Pick out the lines below with "JSON" and list them.

### Data lines

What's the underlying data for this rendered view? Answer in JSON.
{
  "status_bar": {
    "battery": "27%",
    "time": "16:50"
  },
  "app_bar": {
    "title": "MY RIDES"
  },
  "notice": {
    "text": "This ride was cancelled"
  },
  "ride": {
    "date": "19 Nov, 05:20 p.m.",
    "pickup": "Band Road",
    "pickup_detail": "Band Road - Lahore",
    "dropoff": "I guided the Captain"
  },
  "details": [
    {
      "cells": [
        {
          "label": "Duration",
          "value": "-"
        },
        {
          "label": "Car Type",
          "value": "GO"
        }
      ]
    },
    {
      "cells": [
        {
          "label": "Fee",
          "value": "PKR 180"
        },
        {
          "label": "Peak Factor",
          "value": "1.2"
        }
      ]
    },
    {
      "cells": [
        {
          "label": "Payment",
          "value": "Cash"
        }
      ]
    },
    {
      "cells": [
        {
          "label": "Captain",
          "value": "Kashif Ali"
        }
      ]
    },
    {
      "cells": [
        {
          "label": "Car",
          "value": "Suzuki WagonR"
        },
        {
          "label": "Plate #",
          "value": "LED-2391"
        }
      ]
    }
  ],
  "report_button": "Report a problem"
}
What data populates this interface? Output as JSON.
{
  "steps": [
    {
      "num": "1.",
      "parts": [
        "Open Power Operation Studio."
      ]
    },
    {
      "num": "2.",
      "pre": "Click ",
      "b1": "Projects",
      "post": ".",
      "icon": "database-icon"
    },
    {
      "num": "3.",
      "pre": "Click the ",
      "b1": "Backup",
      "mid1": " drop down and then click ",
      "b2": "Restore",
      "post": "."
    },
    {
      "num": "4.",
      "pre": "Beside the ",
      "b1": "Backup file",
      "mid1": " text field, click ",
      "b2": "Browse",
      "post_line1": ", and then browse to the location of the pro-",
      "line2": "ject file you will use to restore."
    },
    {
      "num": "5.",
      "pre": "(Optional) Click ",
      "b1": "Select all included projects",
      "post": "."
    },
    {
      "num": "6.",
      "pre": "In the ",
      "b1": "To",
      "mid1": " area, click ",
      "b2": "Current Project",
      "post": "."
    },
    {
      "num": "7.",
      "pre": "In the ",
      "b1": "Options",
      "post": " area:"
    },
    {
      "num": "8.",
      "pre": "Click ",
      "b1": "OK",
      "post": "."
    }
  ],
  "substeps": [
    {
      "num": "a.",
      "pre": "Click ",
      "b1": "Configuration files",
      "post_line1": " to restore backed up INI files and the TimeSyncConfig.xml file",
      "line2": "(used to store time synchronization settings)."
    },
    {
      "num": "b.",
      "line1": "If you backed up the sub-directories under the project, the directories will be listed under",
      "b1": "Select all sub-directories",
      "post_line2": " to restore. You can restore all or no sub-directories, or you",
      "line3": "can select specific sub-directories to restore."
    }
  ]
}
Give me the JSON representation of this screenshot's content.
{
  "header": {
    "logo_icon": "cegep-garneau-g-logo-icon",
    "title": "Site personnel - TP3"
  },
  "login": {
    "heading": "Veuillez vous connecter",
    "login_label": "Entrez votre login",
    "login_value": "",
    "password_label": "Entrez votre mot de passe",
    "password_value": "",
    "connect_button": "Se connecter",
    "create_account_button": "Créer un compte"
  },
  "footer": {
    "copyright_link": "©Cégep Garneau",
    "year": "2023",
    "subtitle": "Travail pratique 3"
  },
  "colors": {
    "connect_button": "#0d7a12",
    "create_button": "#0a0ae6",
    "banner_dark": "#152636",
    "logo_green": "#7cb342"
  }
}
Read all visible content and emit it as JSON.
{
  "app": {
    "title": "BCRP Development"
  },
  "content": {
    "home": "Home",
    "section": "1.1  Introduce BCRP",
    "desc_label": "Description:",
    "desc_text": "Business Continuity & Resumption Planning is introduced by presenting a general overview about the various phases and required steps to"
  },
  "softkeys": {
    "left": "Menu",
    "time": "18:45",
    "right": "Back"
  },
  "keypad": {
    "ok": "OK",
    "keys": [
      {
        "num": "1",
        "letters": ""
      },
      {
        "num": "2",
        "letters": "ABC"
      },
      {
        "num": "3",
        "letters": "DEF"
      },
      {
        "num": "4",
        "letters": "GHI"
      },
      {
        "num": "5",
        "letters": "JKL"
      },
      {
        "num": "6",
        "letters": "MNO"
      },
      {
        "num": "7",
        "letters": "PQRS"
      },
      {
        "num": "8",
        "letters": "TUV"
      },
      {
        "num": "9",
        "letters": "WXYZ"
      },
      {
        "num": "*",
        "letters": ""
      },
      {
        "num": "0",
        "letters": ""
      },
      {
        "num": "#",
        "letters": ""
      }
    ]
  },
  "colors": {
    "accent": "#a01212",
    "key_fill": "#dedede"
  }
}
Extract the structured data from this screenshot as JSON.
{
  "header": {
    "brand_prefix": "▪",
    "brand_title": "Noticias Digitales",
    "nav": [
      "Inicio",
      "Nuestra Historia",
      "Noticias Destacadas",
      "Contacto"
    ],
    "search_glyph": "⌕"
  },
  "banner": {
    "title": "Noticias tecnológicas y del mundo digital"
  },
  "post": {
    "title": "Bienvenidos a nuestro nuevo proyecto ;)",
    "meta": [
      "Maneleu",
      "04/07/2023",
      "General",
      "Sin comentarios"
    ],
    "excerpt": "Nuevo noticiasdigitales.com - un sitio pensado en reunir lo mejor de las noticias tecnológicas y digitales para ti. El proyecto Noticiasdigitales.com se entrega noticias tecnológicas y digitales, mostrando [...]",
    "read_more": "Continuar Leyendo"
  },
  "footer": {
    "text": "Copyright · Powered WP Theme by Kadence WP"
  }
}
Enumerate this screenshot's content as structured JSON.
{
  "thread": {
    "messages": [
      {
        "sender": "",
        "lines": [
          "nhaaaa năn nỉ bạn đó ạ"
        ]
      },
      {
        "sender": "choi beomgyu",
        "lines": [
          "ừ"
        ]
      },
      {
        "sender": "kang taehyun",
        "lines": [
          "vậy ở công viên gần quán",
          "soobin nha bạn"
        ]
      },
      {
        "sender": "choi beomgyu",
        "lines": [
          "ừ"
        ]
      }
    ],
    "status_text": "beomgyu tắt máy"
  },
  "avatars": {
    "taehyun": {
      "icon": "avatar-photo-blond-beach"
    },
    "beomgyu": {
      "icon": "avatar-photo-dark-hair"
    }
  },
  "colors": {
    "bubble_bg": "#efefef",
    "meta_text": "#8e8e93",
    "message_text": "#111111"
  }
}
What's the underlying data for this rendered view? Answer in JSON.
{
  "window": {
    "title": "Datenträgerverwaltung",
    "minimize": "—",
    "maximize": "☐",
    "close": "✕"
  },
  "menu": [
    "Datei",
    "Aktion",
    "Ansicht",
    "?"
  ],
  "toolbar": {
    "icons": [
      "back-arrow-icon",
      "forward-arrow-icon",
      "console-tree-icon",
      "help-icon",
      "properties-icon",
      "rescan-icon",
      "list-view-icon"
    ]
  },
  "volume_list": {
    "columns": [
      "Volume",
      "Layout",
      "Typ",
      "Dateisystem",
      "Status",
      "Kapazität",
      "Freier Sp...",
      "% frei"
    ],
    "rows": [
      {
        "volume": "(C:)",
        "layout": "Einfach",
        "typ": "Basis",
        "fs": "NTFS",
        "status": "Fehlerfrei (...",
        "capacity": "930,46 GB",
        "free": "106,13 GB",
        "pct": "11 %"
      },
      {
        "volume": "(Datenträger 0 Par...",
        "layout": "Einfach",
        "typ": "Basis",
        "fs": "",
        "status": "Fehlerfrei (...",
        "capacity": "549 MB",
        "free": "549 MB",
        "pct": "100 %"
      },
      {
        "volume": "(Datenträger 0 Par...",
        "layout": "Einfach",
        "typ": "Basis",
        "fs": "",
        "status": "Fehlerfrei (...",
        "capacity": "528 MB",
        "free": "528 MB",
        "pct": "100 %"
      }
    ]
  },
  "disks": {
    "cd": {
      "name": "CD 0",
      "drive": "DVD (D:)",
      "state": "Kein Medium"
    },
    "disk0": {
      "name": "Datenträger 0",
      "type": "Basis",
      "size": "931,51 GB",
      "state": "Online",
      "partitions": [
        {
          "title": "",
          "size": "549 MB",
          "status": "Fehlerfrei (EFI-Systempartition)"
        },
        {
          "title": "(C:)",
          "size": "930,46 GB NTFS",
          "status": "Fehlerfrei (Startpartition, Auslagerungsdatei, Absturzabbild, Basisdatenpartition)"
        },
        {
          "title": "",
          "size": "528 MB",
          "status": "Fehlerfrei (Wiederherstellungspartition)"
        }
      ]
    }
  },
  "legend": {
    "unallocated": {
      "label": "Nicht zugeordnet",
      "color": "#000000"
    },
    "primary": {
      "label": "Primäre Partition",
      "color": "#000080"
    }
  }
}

######

▸ Correct result:
What's the underlying data for this rendered view? Answer in JSON.
What data populates this interface? Output as JSON.
Give me the JSON representation of this screenshot's content.
Read all visible content and emit it as JSON.
Extract the structured data from this screenshot as JSON.
Enumerate this screenshot's content as structured JSON.
What's the underlying data for this rendered view? Answer in JSON.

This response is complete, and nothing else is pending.